Count every line in the data below where "camera" occurs, then state that number and nothing more.

**Collected data entries:**
+++++

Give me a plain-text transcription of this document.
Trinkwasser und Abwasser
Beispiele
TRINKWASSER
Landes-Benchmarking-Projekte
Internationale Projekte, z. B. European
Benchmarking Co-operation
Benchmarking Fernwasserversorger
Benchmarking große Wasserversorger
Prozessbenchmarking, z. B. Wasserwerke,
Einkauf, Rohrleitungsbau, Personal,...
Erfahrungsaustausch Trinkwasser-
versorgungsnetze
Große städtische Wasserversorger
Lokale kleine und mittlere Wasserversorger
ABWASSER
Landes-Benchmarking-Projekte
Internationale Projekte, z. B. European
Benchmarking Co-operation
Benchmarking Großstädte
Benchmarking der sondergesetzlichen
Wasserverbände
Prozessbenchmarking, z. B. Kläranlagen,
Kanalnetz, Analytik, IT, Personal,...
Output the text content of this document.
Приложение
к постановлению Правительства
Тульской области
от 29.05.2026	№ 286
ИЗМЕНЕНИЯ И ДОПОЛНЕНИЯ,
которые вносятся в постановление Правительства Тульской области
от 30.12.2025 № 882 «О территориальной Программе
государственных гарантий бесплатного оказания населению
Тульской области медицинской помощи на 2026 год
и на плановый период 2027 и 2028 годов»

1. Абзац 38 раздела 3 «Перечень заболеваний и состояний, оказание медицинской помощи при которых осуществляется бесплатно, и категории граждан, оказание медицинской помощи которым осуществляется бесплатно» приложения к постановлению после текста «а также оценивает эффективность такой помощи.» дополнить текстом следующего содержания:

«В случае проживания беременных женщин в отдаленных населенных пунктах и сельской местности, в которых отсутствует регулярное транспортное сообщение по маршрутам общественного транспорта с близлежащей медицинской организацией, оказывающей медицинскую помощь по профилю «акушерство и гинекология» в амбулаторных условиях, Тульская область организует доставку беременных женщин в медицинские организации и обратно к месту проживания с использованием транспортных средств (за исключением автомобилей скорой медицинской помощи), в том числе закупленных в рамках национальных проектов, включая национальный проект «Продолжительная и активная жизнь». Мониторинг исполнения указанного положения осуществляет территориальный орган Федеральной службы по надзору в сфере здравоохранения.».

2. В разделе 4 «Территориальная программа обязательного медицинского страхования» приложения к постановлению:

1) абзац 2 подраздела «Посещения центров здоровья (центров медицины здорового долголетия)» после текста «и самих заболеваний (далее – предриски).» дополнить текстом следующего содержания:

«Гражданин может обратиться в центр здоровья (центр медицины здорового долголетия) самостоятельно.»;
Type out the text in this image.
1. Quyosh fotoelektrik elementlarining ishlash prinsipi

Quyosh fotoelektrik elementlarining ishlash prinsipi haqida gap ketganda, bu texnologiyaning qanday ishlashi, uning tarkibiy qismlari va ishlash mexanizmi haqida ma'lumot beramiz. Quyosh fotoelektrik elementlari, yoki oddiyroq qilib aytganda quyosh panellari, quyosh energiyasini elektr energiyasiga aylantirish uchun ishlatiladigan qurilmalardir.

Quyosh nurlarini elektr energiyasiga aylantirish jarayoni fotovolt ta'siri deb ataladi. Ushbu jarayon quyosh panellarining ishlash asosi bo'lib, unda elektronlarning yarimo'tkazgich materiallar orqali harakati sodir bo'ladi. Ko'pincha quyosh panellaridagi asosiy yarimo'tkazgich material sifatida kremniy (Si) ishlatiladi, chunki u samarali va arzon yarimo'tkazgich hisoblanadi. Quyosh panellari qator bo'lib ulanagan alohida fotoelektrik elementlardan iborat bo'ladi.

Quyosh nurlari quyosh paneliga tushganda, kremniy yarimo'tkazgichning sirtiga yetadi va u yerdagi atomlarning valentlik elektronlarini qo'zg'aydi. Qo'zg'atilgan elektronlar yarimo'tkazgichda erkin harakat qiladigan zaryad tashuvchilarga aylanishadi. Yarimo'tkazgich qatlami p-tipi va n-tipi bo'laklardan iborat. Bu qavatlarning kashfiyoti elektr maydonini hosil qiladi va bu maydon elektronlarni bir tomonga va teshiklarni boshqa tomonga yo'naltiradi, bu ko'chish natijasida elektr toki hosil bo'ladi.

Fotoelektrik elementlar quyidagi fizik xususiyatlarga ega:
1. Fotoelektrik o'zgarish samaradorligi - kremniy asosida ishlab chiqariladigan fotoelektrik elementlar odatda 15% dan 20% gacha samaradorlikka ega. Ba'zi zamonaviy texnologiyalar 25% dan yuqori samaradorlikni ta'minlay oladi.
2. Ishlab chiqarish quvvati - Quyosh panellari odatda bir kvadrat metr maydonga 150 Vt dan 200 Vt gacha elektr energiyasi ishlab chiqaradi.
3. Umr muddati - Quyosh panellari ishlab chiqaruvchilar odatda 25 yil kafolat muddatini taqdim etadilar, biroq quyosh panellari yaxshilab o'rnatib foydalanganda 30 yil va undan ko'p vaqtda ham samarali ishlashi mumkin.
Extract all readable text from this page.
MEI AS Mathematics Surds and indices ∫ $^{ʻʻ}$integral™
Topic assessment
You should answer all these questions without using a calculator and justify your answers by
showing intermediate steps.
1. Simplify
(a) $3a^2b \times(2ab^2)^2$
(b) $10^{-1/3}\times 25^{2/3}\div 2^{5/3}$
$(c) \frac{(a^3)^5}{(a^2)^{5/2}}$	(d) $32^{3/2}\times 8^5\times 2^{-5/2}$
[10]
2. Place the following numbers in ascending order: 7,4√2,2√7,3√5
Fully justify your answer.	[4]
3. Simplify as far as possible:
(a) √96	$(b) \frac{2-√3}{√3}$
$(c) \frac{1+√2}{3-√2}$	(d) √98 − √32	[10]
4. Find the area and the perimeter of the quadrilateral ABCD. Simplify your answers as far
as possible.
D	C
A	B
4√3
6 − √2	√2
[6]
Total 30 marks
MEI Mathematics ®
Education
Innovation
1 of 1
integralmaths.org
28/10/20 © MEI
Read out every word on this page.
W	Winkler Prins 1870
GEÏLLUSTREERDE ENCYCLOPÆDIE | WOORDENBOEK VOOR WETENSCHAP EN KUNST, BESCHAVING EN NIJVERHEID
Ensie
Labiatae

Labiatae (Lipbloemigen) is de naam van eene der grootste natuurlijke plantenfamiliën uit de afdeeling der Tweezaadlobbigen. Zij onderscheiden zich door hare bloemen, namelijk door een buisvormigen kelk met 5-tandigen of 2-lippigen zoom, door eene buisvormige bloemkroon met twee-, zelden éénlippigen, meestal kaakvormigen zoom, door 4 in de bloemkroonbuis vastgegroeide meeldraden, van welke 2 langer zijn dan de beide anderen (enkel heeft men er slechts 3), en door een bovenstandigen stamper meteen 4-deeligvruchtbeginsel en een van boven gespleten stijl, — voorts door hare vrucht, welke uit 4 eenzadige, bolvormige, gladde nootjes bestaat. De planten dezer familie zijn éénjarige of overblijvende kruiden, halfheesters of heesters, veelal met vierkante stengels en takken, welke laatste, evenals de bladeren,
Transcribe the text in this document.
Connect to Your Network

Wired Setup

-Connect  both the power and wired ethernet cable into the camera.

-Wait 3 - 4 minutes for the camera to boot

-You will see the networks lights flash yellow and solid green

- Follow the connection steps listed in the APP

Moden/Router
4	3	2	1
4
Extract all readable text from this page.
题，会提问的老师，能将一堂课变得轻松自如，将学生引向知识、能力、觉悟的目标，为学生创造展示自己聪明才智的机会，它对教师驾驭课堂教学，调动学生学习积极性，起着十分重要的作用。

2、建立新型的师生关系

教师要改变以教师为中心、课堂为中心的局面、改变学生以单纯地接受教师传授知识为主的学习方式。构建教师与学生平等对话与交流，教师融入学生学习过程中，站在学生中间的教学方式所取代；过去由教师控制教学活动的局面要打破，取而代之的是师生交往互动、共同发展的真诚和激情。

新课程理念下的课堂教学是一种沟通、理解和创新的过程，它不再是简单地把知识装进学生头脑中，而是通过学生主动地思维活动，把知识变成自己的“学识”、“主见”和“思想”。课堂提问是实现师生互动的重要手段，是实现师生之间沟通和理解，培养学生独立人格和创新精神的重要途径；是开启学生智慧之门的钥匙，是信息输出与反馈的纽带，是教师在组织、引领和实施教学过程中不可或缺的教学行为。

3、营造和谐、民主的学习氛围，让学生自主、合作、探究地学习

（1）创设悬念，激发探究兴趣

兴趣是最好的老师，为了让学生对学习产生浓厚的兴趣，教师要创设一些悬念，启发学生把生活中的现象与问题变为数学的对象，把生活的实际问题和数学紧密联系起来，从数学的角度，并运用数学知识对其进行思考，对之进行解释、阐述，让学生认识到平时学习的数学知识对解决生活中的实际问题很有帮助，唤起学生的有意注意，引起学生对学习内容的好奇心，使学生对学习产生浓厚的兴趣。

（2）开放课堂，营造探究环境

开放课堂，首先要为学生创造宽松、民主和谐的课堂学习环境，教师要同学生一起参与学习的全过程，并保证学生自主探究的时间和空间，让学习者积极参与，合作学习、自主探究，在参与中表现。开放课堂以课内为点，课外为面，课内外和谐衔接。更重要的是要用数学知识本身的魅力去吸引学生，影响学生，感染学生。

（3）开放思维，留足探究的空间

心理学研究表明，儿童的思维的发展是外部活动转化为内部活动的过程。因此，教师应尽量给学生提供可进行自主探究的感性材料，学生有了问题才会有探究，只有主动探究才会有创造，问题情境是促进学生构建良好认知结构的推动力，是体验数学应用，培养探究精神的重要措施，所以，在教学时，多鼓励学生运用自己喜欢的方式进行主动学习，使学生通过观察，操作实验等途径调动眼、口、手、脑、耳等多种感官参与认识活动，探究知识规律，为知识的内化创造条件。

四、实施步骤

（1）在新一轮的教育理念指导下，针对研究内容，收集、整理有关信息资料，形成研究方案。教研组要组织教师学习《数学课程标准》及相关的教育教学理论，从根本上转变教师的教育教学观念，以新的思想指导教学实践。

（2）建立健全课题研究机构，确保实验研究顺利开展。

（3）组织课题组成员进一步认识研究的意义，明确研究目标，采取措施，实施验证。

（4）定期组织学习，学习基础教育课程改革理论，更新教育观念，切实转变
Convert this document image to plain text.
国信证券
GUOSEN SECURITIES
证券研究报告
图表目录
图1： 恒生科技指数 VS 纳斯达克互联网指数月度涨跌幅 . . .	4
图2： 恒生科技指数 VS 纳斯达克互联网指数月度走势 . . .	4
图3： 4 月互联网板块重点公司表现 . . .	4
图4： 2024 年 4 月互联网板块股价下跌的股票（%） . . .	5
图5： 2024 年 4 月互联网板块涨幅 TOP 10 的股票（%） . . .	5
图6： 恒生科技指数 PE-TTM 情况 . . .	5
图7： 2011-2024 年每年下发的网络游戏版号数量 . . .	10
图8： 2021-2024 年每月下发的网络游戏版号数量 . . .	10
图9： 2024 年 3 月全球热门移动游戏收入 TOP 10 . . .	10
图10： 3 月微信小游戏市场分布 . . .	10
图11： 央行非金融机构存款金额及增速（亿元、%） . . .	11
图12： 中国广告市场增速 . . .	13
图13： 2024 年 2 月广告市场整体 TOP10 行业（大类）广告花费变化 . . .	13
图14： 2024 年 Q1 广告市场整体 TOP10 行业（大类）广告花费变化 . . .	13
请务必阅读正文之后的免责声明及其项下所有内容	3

+++++

**IN RESPONSE:** 2